§ MATERIAL:
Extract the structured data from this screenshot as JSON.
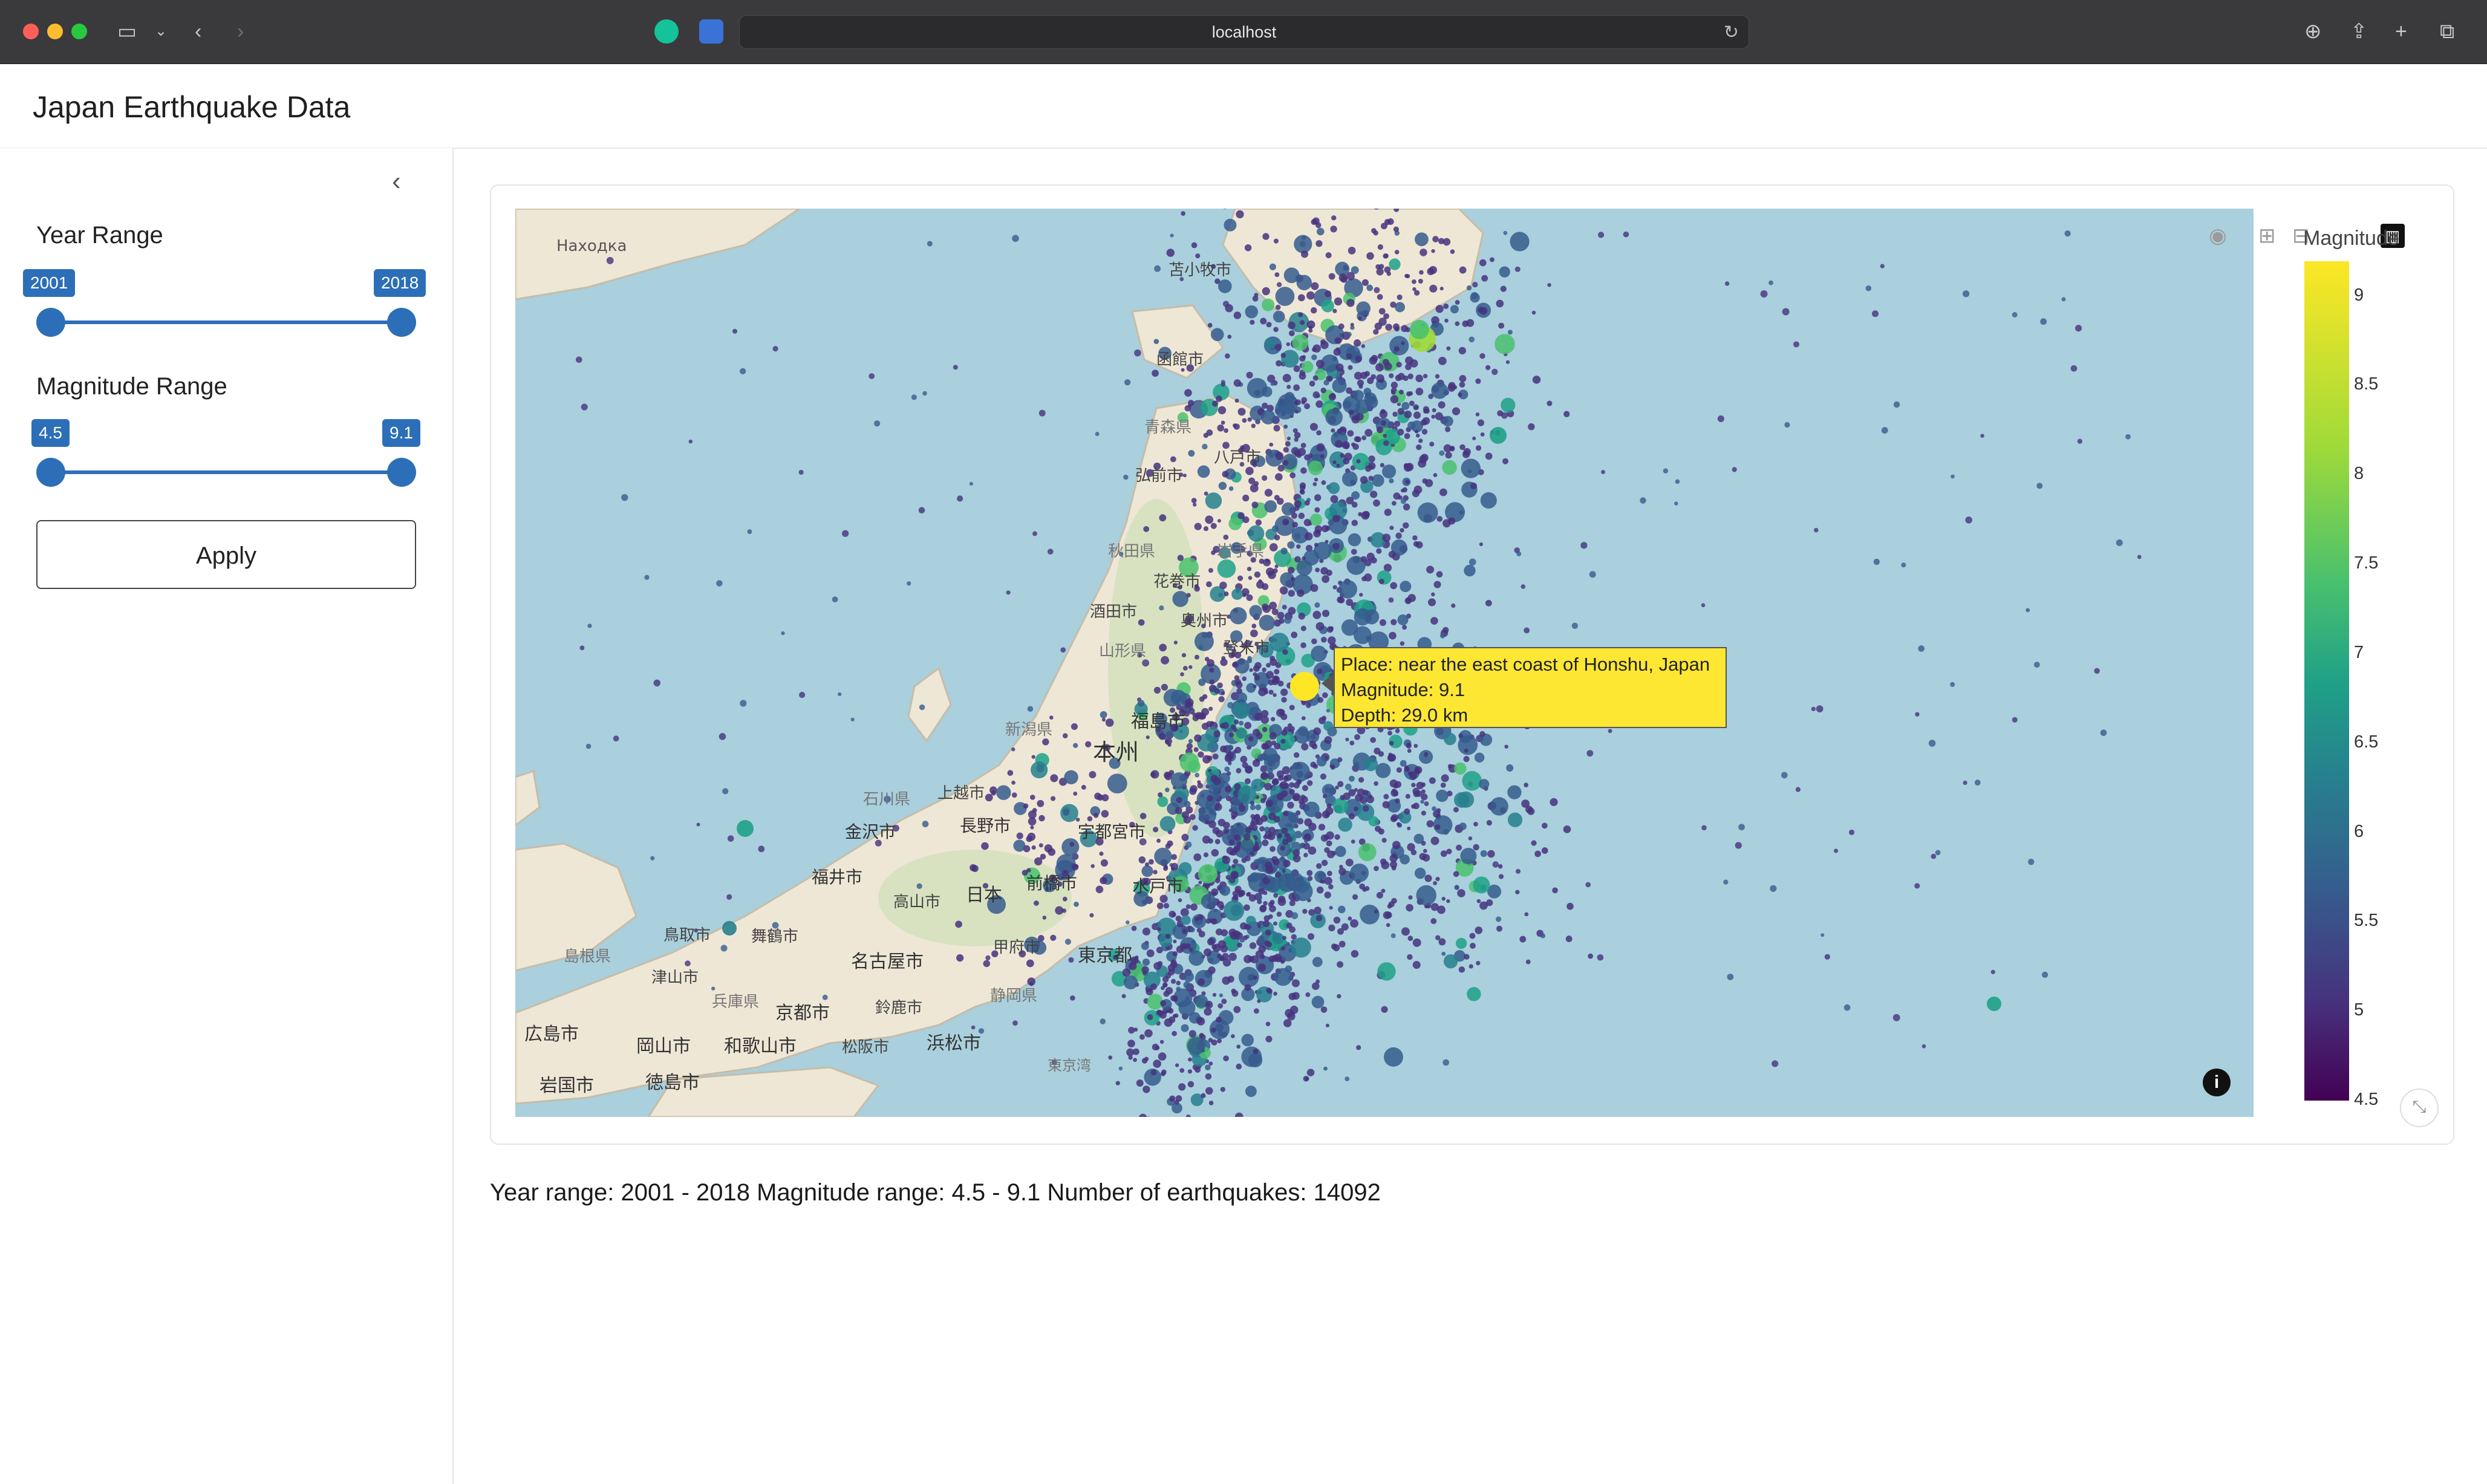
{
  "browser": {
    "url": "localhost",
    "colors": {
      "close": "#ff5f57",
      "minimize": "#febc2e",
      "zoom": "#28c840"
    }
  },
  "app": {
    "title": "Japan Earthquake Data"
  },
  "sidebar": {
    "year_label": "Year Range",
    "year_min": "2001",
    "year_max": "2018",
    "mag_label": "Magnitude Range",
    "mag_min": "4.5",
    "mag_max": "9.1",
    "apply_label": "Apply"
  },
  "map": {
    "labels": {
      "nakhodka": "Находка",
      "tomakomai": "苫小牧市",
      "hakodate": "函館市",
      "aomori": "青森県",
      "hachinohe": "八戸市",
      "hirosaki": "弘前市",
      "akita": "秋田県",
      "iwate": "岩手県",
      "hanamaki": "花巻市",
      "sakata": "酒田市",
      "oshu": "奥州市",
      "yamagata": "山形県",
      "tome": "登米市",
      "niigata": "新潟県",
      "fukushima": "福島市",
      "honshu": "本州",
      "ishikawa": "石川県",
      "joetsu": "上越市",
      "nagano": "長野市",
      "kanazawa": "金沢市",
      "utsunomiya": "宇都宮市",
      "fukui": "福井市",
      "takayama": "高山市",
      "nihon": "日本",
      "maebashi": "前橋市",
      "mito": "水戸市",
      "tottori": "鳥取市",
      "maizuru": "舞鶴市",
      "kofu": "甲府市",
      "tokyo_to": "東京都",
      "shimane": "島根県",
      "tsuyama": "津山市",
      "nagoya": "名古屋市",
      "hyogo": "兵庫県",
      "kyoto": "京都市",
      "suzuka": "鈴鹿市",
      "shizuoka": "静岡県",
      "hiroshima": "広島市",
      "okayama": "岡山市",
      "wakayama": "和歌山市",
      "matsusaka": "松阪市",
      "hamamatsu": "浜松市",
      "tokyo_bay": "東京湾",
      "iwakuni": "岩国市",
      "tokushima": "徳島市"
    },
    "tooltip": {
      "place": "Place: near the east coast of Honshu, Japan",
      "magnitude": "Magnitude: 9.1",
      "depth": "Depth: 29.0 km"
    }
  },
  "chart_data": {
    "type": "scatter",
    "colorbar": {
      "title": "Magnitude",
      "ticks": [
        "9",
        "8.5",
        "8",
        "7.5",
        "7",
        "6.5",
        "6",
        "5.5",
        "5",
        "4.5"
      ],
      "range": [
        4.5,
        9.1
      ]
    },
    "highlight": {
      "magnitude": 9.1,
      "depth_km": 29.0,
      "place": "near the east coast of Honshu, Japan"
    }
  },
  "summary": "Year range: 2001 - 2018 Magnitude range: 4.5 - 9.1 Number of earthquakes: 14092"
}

§ THE REQUEST: Only lines with the word "east" should be collected from the material.

§ TASK RESPONSE:
      "place": "Place: near the east coast of Honshu, Japan",
      "place": "near the east coast of Honshu, Japan"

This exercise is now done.